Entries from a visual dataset
□ □ □ □

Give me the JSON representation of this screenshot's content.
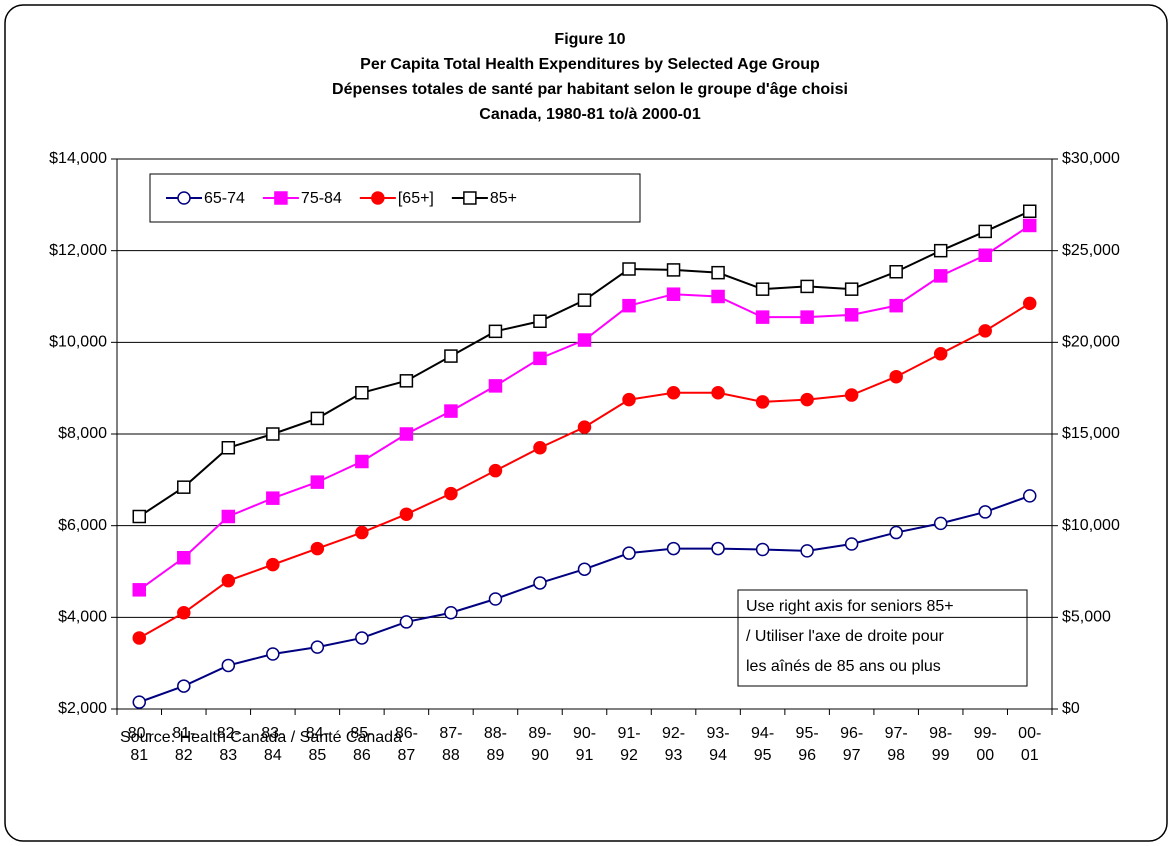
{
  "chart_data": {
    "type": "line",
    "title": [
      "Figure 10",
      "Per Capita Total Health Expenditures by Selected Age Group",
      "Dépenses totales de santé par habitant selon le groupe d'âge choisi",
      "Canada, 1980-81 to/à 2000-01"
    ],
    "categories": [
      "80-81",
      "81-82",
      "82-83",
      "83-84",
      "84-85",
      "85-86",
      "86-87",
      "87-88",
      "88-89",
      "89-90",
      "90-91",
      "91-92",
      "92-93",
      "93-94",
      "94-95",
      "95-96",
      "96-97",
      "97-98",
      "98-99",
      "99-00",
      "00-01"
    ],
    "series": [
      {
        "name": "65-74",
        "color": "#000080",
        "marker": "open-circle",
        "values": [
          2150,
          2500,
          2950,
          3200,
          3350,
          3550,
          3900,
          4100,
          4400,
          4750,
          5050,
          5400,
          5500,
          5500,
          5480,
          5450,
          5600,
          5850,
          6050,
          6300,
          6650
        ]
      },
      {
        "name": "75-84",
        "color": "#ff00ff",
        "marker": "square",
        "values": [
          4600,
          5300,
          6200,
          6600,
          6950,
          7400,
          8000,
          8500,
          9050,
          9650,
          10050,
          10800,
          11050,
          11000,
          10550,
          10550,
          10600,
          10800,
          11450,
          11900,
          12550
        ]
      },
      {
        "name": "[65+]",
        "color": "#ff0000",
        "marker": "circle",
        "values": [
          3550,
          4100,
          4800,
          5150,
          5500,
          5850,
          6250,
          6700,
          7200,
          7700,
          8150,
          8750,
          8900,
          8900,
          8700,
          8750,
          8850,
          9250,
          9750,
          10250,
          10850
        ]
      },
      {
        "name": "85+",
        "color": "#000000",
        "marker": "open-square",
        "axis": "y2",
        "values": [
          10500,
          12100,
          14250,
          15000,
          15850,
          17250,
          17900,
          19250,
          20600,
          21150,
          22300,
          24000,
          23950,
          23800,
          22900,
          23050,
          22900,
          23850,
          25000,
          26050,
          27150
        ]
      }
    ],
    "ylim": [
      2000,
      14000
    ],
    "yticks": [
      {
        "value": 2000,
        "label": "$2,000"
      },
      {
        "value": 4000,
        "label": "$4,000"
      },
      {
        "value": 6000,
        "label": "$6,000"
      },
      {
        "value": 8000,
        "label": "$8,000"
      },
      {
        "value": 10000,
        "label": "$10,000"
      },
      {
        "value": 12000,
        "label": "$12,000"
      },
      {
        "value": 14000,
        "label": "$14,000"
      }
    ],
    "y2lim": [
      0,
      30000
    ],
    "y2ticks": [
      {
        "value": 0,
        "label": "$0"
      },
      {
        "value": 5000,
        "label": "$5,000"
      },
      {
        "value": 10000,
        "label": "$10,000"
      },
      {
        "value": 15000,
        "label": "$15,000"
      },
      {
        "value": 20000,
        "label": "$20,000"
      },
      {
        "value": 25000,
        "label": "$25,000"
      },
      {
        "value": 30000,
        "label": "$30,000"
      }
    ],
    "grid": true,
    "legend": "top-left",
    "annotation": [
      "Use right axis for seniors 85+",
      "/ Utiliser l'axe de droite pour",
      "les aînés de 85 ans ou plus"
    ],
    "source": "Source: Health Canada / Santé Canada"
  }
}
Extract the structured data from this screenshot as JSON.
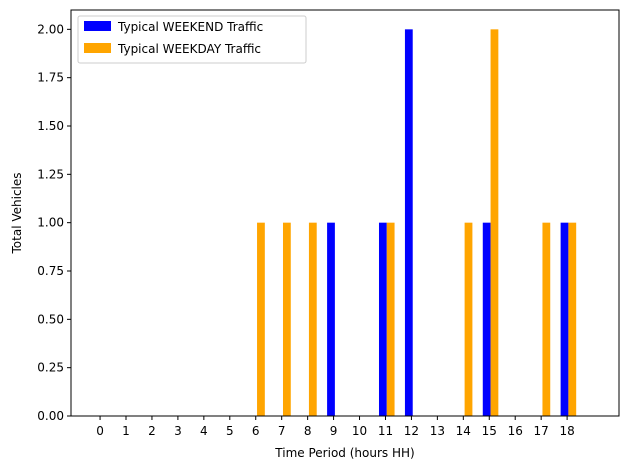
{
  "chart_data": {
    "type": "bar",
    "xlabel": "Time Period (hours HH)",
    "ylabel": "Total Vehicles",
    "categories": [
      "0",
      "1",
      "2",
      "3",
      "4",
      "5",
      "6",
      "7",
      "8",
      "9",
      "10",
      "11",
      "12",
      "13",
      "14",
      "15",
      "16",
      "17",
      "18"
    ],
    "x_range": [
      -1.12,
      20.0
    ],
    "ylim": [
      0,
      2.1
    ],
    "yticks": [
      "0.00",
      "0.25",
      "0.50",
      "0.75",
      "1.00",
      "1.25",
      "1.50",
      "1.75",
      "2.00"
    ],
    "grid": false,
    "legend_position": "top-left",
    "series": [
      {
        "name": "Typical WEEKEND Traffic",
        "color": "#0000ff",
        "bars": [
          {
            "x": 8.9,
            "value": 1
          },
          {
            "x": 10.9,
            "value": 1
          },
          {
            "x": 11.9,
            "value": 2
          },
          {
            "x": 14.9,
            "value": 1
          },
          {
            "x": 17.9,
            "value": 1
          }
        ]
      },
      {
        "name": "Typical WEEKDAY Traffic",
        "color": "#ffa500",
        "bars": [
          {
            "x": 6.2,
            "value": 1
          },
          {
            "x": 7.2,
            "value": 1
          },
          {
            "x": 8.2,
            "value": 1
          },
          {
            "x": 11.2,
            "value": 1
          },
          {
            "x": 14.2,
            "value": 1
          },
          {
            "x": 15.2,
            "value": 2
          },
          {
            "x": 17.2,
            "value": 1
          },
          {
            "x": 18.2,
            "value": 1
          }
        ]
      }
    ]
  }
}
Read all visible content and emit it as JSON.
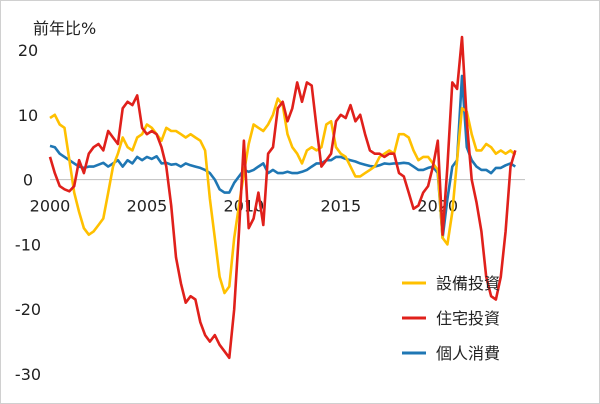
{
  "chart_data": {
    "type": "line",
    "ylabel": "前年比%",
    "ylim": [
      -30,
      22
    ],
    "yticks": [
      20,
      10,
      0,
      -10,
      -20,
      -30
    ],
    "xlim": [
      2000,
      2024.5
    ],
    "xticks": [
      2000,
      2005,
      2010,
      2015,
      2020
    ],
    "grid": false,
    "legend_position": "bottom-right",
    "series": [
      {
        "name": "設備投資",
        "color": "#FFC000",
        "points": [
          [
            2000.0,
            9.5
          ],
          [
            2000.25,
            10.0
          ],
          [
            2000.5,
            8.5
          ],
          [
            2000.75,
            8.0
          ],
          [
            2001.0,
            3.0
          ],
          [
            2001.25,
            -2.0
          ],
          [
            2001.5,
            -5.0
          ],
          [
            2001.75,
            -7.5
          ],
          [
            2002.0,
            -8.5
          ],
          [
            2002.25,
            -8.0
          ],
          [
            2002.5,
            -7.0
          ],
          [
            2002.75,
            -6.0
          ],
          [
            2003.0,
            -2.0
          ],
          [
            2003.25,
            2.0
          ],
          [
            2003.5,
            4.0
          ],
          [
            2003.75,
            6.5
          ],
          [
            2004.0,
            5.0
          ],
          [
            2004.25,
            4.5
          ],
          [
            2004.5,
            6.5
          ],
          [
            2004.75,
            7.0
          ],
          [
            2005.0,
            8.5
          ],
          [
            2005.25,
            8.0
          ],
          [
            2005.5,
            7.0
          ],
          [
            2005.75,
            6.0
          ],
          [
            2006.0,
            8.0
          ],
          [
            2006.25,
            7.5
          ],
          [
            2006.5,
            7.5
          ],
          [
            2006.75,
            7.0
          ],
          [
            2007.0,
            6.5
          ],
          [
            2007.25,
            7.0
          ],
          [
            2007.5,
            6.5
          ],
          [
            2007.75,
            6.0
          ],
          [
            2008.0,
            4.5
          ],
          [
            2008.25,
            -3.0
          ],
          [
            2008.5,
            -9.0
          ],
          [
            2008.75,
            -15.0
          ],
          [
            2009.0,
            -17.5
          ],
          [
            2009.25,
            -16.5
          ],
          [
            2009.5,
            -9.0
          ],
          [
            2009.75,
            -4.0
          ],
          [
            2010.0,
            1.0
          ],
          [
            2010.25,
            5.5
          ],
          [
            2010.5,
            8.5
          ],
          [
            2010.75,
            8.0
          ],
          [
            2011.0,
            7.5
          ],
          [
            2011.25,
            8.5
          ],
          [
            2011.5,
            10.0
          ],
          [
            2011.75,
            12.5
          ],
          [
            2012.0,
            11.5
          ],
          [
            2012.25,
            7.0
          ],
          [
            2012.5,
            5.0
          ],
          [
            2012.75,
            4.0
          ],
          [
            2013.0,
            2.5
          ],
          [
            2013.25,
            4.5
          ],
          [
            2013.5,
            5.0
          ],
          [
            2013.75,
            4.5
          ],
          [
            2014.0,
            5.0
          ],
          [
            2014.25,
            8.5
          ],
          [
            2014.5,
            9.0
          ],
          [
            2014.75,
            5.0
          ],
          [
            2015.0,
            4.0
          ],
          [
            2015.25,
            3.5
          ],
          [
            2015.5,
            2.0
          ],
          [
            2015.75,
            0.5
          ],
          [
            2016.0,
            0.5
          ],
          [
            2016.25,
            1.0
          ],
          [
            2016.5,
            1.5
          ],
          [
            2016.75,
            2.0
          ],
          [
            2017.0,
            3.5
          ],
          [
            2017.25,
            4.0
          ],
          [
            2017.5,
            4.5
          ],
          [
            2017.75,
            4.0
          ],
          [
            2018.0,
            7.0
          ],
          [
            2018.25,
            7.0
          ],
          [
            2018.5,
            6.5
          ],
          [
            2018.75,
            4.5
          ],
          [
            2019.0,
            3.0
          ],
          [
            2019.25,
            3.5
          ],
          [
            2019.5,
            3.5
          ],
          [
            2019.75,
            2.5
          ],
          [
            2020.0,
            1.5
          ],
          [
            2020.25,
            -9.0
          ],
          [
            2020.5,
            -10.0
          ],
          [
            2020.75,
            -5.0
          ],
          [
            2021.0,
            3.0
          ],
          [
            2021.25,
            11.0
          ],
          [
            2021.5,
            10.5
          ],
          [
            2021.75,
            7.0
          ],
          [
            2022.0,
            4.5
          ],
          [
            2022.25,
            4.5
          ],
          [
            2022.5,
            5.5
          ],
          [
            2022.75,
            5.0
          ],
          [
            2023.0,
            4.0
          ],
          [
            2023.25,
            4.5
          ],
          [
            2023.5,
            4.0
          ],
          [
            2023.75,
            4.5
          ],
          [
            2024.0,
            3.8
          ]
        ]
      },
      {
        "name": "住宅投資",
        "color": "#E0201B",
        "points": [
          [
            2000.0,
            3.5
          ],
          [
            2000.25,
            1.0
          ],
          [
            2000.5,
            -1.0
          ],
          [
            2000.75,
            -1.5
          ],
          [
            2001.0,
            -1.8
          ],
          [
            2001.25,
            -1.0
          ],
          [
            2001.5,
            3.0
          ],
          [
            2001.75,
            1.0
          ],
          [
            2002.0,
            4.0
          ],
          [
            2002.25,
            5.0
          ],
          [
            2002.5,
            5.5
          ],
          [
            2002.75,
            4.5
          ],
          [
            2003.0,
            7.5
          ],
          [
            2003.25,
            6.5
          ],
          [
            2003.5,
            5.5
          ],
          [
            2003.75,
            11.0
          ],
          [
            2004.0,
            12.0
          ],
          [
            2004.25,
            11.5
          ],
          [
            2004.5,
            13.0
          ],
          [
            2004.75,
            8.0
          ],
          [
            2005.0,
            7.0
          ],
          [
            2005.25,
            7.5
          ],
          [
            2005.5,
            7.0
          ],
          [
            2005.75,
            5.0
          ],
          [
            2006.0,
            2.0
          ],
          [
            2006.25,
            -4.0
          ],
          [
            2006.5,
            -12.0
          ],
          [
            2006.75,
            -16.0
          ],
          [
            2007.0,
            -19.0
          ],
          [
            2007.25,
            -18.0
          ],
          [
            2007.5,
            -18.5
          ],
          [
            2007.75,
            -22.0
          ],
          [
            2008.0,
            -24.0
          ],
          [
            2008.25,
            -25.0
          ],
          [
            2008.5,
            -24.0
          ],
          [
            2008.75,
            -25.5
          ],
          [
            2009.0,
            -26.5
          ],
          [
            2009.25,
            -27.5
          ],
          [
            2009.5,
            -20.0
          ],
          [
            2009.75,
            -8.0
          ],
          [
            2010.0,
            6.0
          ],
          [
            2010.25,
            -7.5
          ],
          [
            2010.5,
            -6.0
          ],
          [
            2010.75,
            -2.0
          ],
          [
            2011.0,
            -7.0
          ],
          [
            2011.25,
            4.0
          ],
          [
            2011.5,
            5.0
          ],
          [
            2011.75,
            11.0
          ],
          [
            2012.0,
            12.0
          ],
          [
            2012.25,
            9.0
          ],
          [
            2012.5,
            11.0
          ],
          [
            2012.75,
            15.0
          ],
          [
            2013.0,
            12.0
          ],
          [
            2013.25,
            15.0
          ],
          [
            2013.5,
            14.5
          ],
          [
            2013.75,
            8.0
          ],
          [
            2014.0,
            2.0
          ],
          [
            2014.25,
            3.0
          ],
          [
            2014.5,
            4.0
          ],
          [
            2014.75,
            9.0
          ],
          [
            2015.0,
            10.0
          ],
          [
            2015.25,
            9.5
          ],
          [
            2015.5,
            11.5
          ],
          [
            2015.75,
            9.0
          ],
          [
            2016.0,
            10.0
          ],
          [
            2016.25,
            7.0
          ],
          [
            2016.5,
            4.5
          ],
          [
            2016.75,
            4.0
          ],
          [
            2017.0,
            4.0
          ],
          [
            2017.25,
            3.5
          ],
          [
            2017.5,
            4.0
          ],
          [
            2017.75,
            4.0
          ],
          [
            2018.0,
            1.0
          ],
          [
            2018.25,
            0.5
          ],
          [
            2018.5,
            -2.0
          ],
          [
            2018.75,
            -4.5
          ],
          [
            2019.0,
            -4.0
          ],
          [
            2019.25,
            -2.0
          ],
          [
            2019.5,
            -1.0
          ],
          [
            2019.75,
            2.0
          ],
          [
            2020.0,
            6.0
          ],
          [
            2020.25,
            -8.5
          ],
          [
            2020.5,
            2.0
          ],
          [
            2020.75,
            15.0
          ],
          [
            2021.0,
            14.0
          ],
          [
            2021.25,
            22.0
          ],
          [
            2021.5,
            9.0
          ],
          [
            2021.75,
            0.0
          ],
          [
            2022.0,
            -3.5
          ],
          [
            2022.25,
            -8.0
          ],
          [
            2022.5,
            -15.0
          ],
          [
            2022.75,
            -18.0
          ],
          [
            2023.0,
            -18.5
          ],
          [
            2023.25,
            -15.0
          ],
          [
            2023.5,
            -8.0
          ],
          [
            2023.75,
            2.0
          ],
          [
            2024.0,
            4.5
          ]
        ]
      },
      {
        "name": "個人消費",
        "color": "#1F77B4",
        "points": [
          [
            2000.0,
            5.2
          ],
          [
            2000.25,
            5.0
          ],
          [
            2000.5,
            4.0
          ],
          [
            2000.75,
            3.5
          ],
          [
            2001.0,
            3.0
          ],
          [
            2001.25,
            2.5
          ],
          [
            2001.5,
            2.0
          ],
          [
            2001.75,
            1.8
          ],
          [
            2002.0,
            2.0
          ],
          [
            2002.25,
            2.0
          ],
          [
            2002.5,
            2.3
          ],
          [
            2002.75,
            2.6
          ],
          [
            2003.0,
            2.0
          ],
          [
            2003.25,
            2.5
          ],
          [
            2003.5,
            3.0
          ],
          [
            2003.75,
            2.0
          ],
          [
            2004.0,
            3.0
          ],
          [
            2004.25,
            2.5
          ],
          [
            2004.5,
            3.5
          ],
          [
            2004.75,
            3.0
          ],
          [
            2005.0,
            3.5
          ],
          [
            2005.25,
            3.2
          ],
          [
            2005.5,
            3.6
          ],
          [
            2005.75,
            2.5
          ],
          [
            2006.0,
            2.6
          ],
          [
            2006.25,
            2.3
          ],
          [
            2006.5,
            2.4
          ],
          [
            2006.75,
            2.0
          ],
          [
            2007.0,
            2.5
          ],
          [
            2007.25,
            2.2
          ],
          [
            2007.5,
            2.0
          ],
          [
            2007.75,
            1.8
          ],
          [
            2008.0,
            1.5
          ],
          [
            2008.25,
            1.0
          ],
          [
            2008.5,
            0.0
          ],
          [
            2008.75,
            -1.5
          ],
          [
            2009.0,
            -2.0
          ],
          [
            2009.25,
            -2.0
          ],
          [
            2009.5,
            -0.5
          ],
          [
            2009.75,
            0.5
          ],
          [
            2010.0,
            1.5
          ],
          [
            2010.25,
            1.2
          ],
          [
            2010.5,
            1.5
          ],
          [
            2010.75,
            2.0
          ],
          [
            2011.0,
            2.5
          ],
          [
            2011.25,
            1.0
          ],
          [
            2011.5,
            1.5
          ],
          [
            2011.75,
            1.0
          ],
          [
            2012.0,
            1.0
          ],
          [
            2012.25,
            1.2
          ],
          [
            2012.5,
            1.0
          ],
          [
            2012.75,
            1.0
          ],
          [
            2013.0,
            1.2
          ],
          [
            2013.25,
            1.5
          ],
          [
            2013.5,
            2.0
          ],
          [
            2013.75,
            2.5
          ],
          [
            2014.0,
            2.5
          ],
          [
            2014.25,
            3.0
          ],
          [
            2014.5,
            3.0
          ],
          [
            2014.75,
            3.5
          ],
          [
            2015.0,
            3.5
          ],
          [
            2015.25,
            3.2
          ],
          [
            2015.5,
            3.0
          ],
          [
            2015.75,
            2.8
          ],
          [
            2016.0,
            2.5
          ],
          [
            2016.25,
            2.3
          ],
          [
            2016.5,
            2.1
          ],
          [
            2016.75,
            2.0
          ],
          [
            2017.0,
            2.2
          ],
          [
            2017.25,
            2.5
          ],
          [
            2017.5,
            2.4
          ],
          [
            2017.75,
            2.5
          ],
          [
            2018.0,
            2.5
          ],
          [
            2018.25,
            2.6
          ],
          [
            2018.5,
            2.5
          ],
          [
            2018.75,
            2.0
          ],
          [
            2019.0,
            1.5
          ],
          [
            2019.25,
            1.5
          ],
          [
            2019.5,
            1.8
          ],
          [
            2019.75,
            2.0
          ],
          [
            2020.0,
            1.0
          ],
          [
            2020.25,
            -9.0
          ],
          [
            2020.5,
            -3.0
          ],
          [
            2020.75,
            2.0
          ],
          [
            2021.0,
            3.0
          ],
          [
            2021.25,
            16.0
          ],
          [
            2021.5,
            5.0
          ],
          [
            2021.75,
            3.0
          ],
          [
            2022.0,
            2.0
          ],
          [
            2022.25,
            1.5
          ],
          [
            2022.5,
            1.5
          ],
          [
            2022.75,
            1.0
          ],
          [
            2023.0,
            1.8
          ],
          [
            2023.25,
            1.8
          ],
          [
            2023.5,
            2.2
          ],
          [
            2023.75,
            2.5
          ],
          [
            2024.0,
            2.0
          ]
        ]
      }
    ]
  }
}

□ □ □ □

WHAT THE EXERCISE ASKS
Look through the entries above. Extract each line with the word "Health".

WRITTEN RESPONSE
      "Per Capita Total Health Expenditures by Selected Age Group",
    "source": "Source: Health Canada / Santé Canada"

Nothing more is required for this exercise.